▸ **Exercise details**
Every entry below should be repeated exactly; the pictures should not.

▸ **Data for this task**
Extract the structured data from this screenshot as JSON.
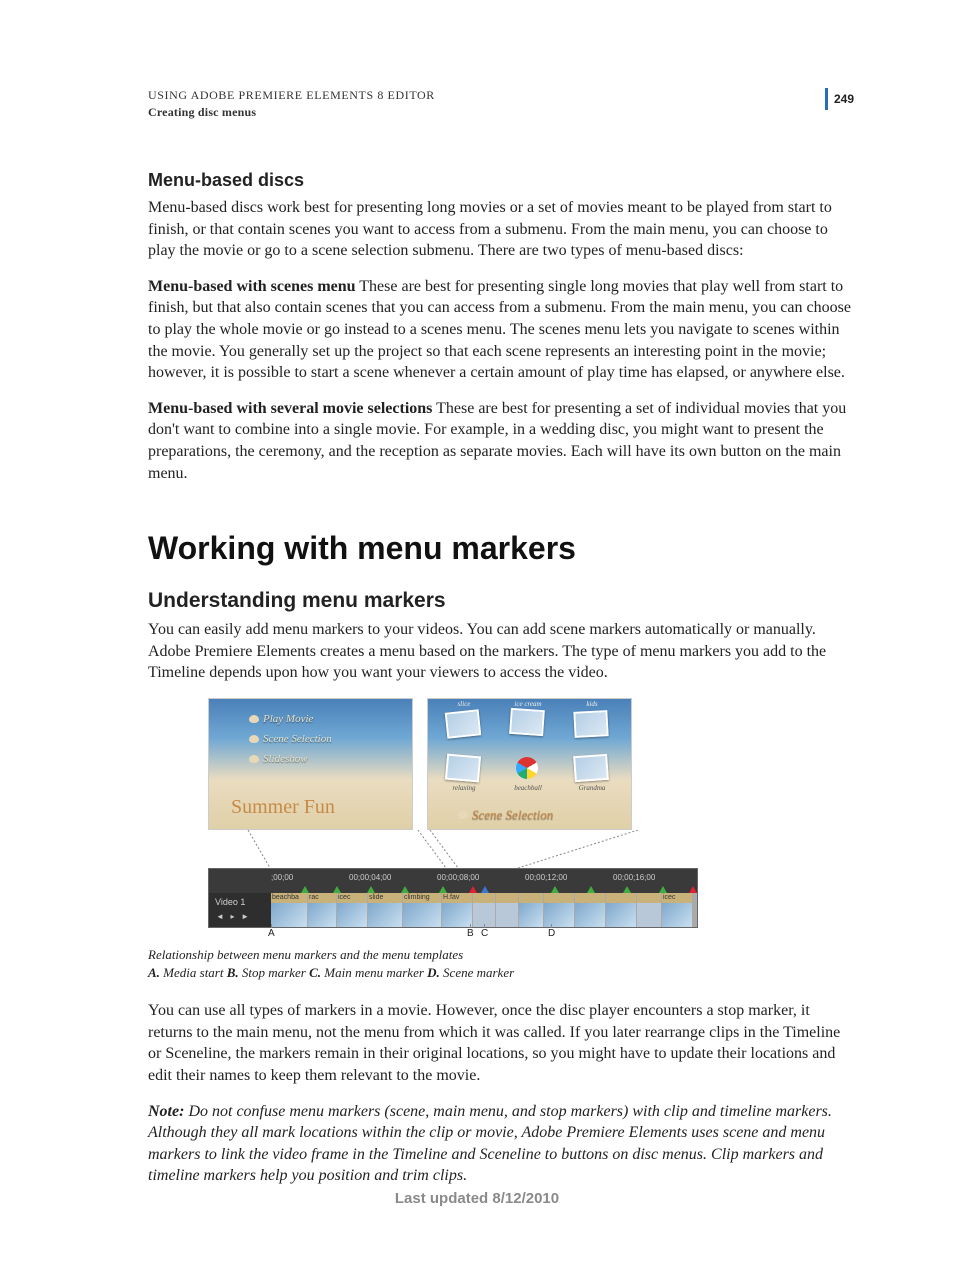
{
  "header": {
    "title": "USING ADOBE PREMIERE ELEMENTS 8 EDITOR",
    "subtitle": "Creating disc menus",
    "page_number": "249"
  },
  "sections": {
    "menu_based_discs": {
      "heading": "Menu-based discs",
      "intro": "Menu-based discs work best for presenting long movies or a set of movies meant to be played from start to finish, or that contain scenes you want to access from a submenu. From the main menu, you can choose to play the movie or go to a scene selection submenu. There are two types of menu-based discs:",
      "scenes_label": "Menu-based with scenes menu",
      "scenes_text": "These are best for presenting single long movies that play well from start to finish, but that also contain scenes that you can access from a submenu. From the main menu, you can choose to play the whole movie or go instead to a scenes menu. The scenes menu lets you navigate to scenes within the movie. You generally set up the project so that each scene represents an interesting point in the movie; however, it is possible to start a scene whenever a certain amount of play time has elapsed, or anywhere else.",
      "several_label": "Menu-based with several movie selections",
      "several_text": "These are best for presenting a set of individual movies that you don't want to combine into a single movie. For example, in a wedding disc, you might want to present the preparations, the ceremony, and the reception as separate movies. Each will have its own button on the main menu."
    },
    "working": {
      "heading": "Working with menu markers"
    },
    "understanding": {
      "heading": "Understanding menu markers",
      "p1": "You can easily add menu markers to your videos. You can add scene markers automatically or manually. Adobe Premiere Elements creates a menu based on the markers. The type of menu markers you add to the Timeline depends upon how you want your viewers to access the video.",
      "p2": "You can use all types of markers in a movie. However, once the disc player encounters a stop marker, it returns to the main menu, not the menu from which it was called. If you later rearrange clips in the Timeline or Sceneline, the markers remain in their original locations, so you might have to update their locations and edit their names to keep them relevant to the movie.",
      "note_label": "Note:",
      "note_text": " Do not confuse menu markers (scene, main menu, and stop markers) with clip and timeline markers. Although they all mark locations within the clip or movie, Adobe Premiere Elements uses scene and menu markers to link the video frame in the Timeline and Sceneline to buttons on disc menus. Clip markers and timeline markers help you position and trim clips."
    }
  },
  "figure": {
    "main_menu": {
      "items": [
        "Play Movie",
        "Scene Selection",
        "Slideshow"
      ],
      "title_script": "Summer Fun"
    },
    "scene_menu": {
      "title_script": "Scene Selection",
      "thumb_labels_top": [
        "slice",
        "ice cream",
        "kids"
      ],
      "thumb_labels_bottom": [
        "relaxing",
        "beachball",
        "Grandma"
      ]
    },
    "timeline": {
      "track_label": "Video 1",
      "timecodes": [
        ";00;00",
        "00;00;04;00",
        "00;00;08;00",
        "00;00;12;00",
        "00;00;16;00"
      ],
      "clip_labels": [
        "beachba",
        "rac",
        "icec",
        "slide",
        "climbing",
        "H.fav",
        "",
        "",
        "",
        "",
        "",
        "",
        "icec"
      ]
    },
    "letters": {
      "A": "A",
      "B": "B",
      "C": "C",
      "D": "D"
    },
    "caption_line1": "Relationship between menu markers and the menu templates",
    "caption_legend": {
      "A_lab": "A.",
      "A_txt": " Media start  ",
      "B_lab": "B.",
      "B_txt": " Stop marker  ",
      "C_lab": "C.",
      "C_txt": " Main menu marker  ",
      "D_lab": "D.",
      "D_txt": " Scene marker"
    }
  },
  "footer": "Last updated 8/12/2010"
}
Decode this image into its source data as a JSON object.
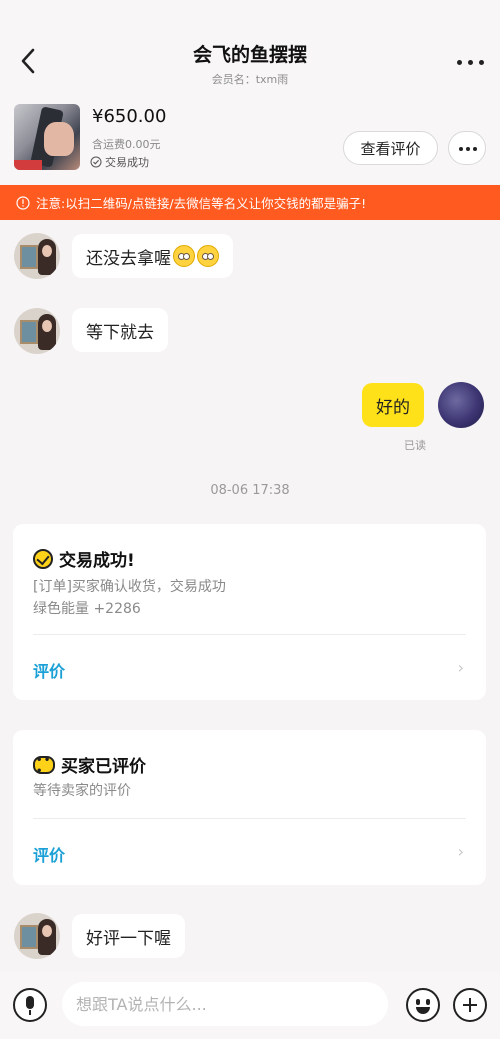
{
  "header": {
    "title": "会飞的鱼摆摆",
    "subtitle": "会员名：txm雨"
  },
  "product": {
    "price": "¥650.00",
    "shipping": "含运费0.00元",
    "status": "交易成功",
    "view_review_label": "查看评价"
  },
  "warning": {
    "text": "注意:以扫二维码/点链接/去微信等名义让你交钱的都是骗子!"
  },
  "messages": [
    {
      "from": "other",
      "text": "还没去拿喔"
    },
    {
      "from": "other",
      "text": "等下就去"
    },
    {
      "from": "me",
      "text": "好的",
      "read_status": "已读"
    }
  ],
  "timestamp": "08-06 17:38",
  "cards": [
    {
      "icon": "check-circle-icon",
      "title": "交易成功!",
      "lines": [
        "[订单]买家确认收货，交易成功",
        "绿色能量 +2286"
      ],
      "action": "评价"
    },
    {
      "icon": "chat-bubble-icon",
      "title": "买家已评价",
      "lines": [
        "等待卖家的评价"
      ],
      "action": "评价"
    }
  ],
  "last_message": {
    "from": "other",
    "text": "好评一下喔"
  },
  "input": {
    "placeholder": "想跟TA说点什么..."
  },
  "colors": {
    "warning_bg": "#ff5a1f",
    "my_bubble": "#ffe11a",
    "link": "#1aa0d6"
  }
}
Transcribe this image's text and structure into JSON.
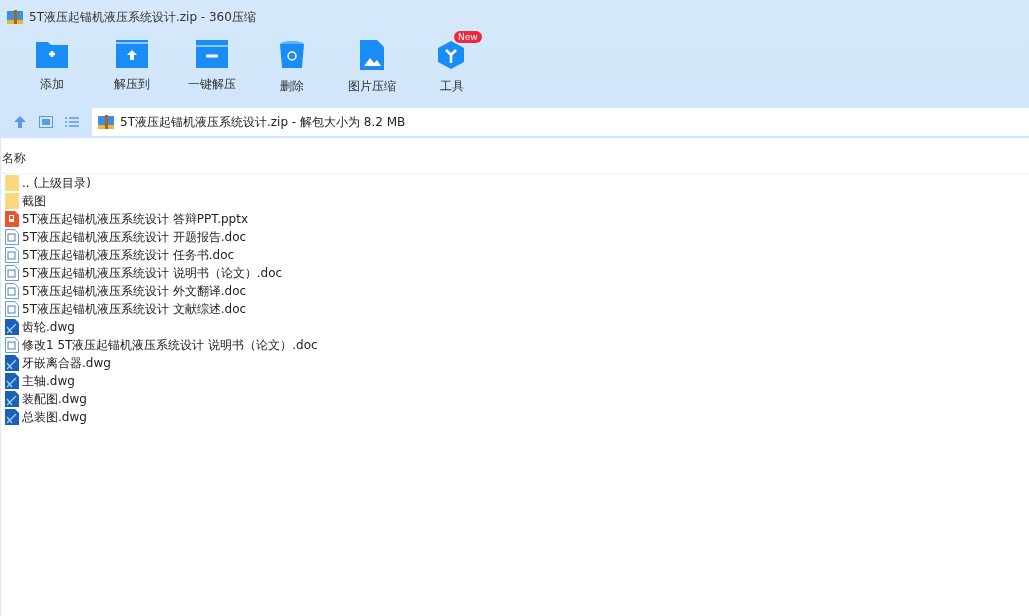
{
  "window": {
    "title": "5T液压起锚机液压系统设计.zip - 360压缩"
  },
  "toolbar": [
    {
      "kind": "add",
      "label": "添加"
    },
    {
      "kind": "extract",
      "label": "解压到"
    },
    {
      "kind": "oneclick",
      "label": "一键解压"
    },
    {
      "kind": "delete",
      "label": "删除"
    },
    {
      "kind": "image",
      "label": "图片压缩"
    },
    {
      "kind": "tools",
      "label": "工具",
      "badge": "New"
    }
  ],
  "address_bar": {
    "path": "5T液压起锚机液压系统设计.zip - 解包大小为 8.2 MB"
  },
  "table": {
    "columns": [
      "名称"
    ],
    "rows": [
      {
        "kind": "folder",
        "name": ".. (上级目录)"
      },
      {
        "kind": "folder",
        "name": "截图"
      },
      {
        "kind": "ppt",
        "name": "5T液压起锚机液压系统设计 答辩PPT.pptx"
      },
      {
        "kind": "doc",
        "name": "5T液压起锚机液压系统设计 开题报告.doc"
      },
      {
        "kind": "doc",
        "name": "5T液压起锚机液压系统设计 任务书.doc"
      },
      {
        "kind": "doc",
        "name": "5T液压起锚机液压系统设计 说明书（论文）.doc"
      },
      {
        "kind": "doc",
        "name": "5T液压起锚机液压系统设计 外文翻译.doc"
      },
      {
        "kind": "doc",
        "name": "5T液压起锚机液压系统设计 文献综述.doc"
      },
      {
        "kind": "dwg",
        "name": "齿轮.dwg"
      },
      {
        "kind": "doc",
        "name": "修改1 5T液压起锚机液压系统设计 说明书（论文）.doc"
      },
      {
        "kind": "dwg",
        "name": "牙嵌离合器.dwg"
      },
      {
        "kind": "dwg",
        "name": "主轴.dwg"
      },
      {
        "kind": "dwg",
        "name": "装配图.dwg"
      },
      {
        "kind": "dwg",
        "name": "总装图.dwg"
      }
    ]
  }
}
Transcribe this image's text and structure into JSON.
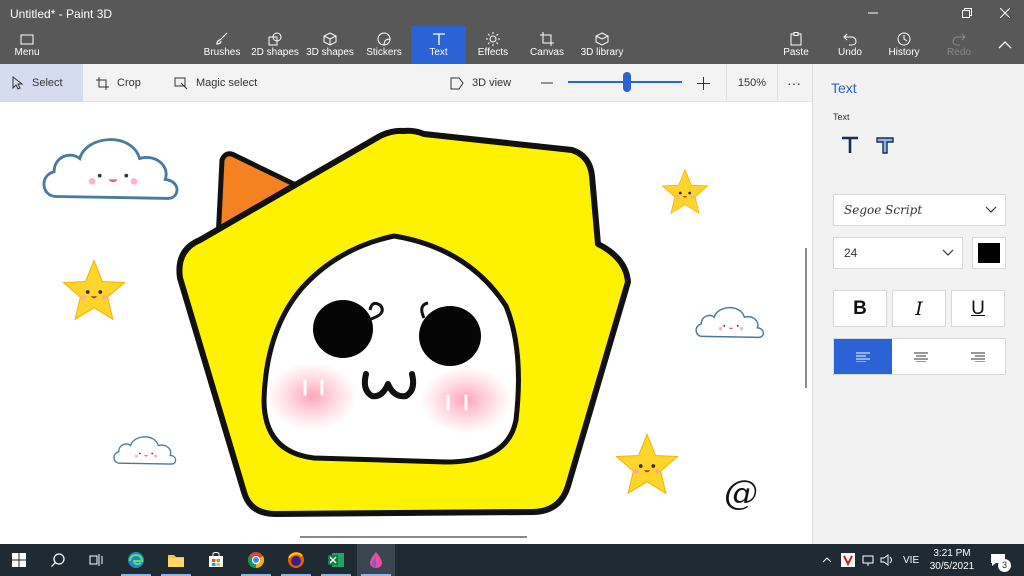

▸ **In response**
Extract the structured data from this screenshot as JSON.
{
  "header": {
    "title": "USING ADOBE PREMIERE ELEMENTS 8 EDITOR",
    "subtitle": "Creating disc menus",
    "page_number": "249"
  },
  "sections": {
    "menu_based_discs": {
      "heading": "Menu-based discs",
      "intro": "Menu-based discs work best for presenting long movies or a set of movies meant to be played from start to finish, or that contain scenes you want to access from a submenu. From the main menu, you can choose to play the movie or go to a scene selection submenu. There are two types of menu-based discs:",
      "scenes_label": "Menu-based with scenes menu",
      "scenes_text": "These are best for presenting single long movies that play well from start to finish, but that also contain scenes that you can access from a submenu. From the main menu, you can choose to play the whole movie or go instead to a scenes menu. The scenes menu lets you navigate to scenes within the movie. You generally set up the project so that each scene represents an interesting point in the movie; however, it is possible to start a scene whenever a certain amount of play time has elapsed, or anywhere else.",
      "several_label": "Menu-based with several movie selections",
      "several_text": "These are best for presenting a set of individual movies that you don't want to combine into a single movie. For example, in a wedding disc, you might want to present the preparations, the ceremony, and the reception as separate movies. Each will have its own button on the main menu."
    },
    "working": {
      "heading": "Working with menu markers"
    },
    "understanding": {
      "heading": "Understanding menu markers",
      "p1": "You can easily add menu markers to your videos. You can add scene markers automatically or manually. Adobe Premiere Elements creates a menu based on the markers. The type of menu markers you add to the Timeline depends upon how you want your viewers to access the video.",
      "p2": "You can use all types of markers in a movie. However, once the disc player encounters a stop marker, it returns to the main menu, not the menu from which it was called. If you later rearrange clips in the Timeline or Sceneline, the markers remain in their original locations, so you might have to update their locations and edit their names to keep them relevant to the movie.",
      "note_label": "Note:",
      "note_text": " Do not confuse menu markers (scene, main menu, and stop markers) with clip and timeline markers. Although they all mark locations within the clip or movie, Adobe Premiere Elements uses scene and menu markers to link the video frame in the Timeline and Sceneline to buttons on disc menus. Clip markers and timeline markers help you position and trim clips."
    }
  },
  "figure": {
    "main_menu": {
      "items": [
        "Play Movie",
        "Scene Selection",
        "Slideshow"
      ],
      "title_script": "Summer Fun"
    },
    "scene_menu": {
      "title_script": "Scene Selection",
      "thumb_labels_top": [
        "slice",
        "ice cream",
        "kids"
      ],
      "thumb_labels_bottom": [
        "relaxing",
        "beachball",
        "Grandma"
      ]
    },
    "timeline": {
      "track_label": "Video 1",
      "timecodes": [
        ";00;00",
        "00;00;04;00",
        "00;00;08;00",
        "00;00;12;00",
        "00;00;16;00"
      ],
      "clip_labels": [
        "beachba",
        "rac",
        "icec",
        "slide",
        "climbing",
        "H.fav",
        "",
        "",
        "",
        "",
        "",
        "",
        "icec"
      ]
    },
    "letters": {
      "A": "A",
      "B": "B",
      "C": "C",
      "D": "D"
    },
    "caption_line1": "Relationship between menu markers and the menu templates",
    "caption_legend": {
      "A_lab": "A.",
      "A_txt": " Media start  ",
      "B_lab": "B.",
      "B_txt": " Stop marker  ",
      "C_lab": "C.",
      "C_txt": " Main menu marker  ",
      "D_lab": "D.",
      "D_txt": " Scene marker"
    }
  },
  "footer": "Last updated 8/12/2010"
}
Decode this image into its source data as a JSON object.
{
  "header": {
    "title": "会飞的鱼摆摆",
    "subtitle": "会员名：txm雨"
  },
  "product": {
    "price": "¥650.00",
    "shipping": "含运费0.00元",
    "status": "交易成功",
    "view_review_label": "查看评价"
  },
  "warning": {
    "text": "注意:以扫二维码/点链接/去微信等名义让你交钱的都是骗子!"
  },
  "messages": [
    {
      "from": "other",
      "text": "还没去拿喔"
    },
    {
      "from": "other",
      "text": "等下就去"
    },
    {
      "from": "me",
      "text": "好的",
      "read_status": "已读"
    }
  ],
  "timestamp": "08-06 17:38",
  "cards": [
    {
      "icon": "check-circle-icon",
      "title": "交易成功!",
      "lines": [
        "[订单]买家确认收货，交易成功",
        "绿色能量 +2286"
      ],
      "action": "评价"
    },
    {
      "icon": "chat-bubble-icon",
      "title": "买家已评价",
      "lines": [
        "等待卖家的评价"
      ],
      "action": "评价"
    }
  ],
  "last_message": {
    "from": "other",
    "text": "好评一下喔"
  },
  "input": {
    "placeholder": "想跟TA说点什么..."
  },
  "colors": {
    "warning_bg": "#ff5a1f",
    "my_bubble": "#ffe11a",
    "link": "#1aa0d6"
  }
}
Transcribe this image's text and structure into JSON.
{
  "window": {
    "title": "5T液压起锚机液压系统设计.zip - 360压缩"
  },
  "toolbar": [
    {
      "kind": "add",
      "label": "添加"
    },
    {
      "kind": "extract",
      "label": "解压到"
    },
    {
      "kind": "oneclick",
      "label": "一键解压"
    },
    {
      "kind": "delete",
      "label": "删除"
    },
    {
      "kind": "image",
      "label": "图片压缩"
    },
    {
      "kind": "tools",
      "label": "工具",
      "badge": "New"
    }
  ],
  "address_bar": {
    "path": "5T液压起锚机液压系统设计.zip - 解包大小为 8.2 MB"
  },
  "table": {
    "columns": [
      "名称"
    ],
    "rows": [
      {
        "kind": "folder",
        "name": ".. (上级目录)"
      },
      {
        "kind": "folder",
        "name": "截图"
      },
      {
        "kind": "ppt",
        "name": "5T液压起锚机液压系统设计 答辩PPT.pptx"
      },
      {
        "kind": "doc",
        "name": "5T液压起锚机液压系统设计 开题报告.doc"
      },
      {
        "kind": "doc",
        "name": "5T液压起锚机液压系统设计 任务书.doc"
      },
      {
        "kind": "doc",
        "name": "5T液压起锚机液压系统设计 说明书（论文）.doc"
      },
      {
        "kind": "doc",
        "name": "5T液压起锚机液压系统设计 外文翻译.doc"
      },
      {
        "kind": "doc",
        "name": "5T液压起锚机液压系统设计 文献综述.doc"
      },
      {
        "kind": "dwg",
        "name": "齿轮.dwg"
      },
      {
        "kind": "doc",
        "name": "修改1 5T液压起锚机液压系统设计 说明书（论文）.doc"
      },
      {
        "kind": "dwg",
        "name": "牙嵌离合器.dwg"
      },
      {
        "kind": "dwg",
        "name": "主轴.dwg"
      },
      {
        "kind": "dwg",
        "name": "装配图.dwg"
      },
      {
        "kind": "dwg",
        "name": "总装图.dwg"
      }
    ]
  }
}
Transcribe this image's text and structure into JSON.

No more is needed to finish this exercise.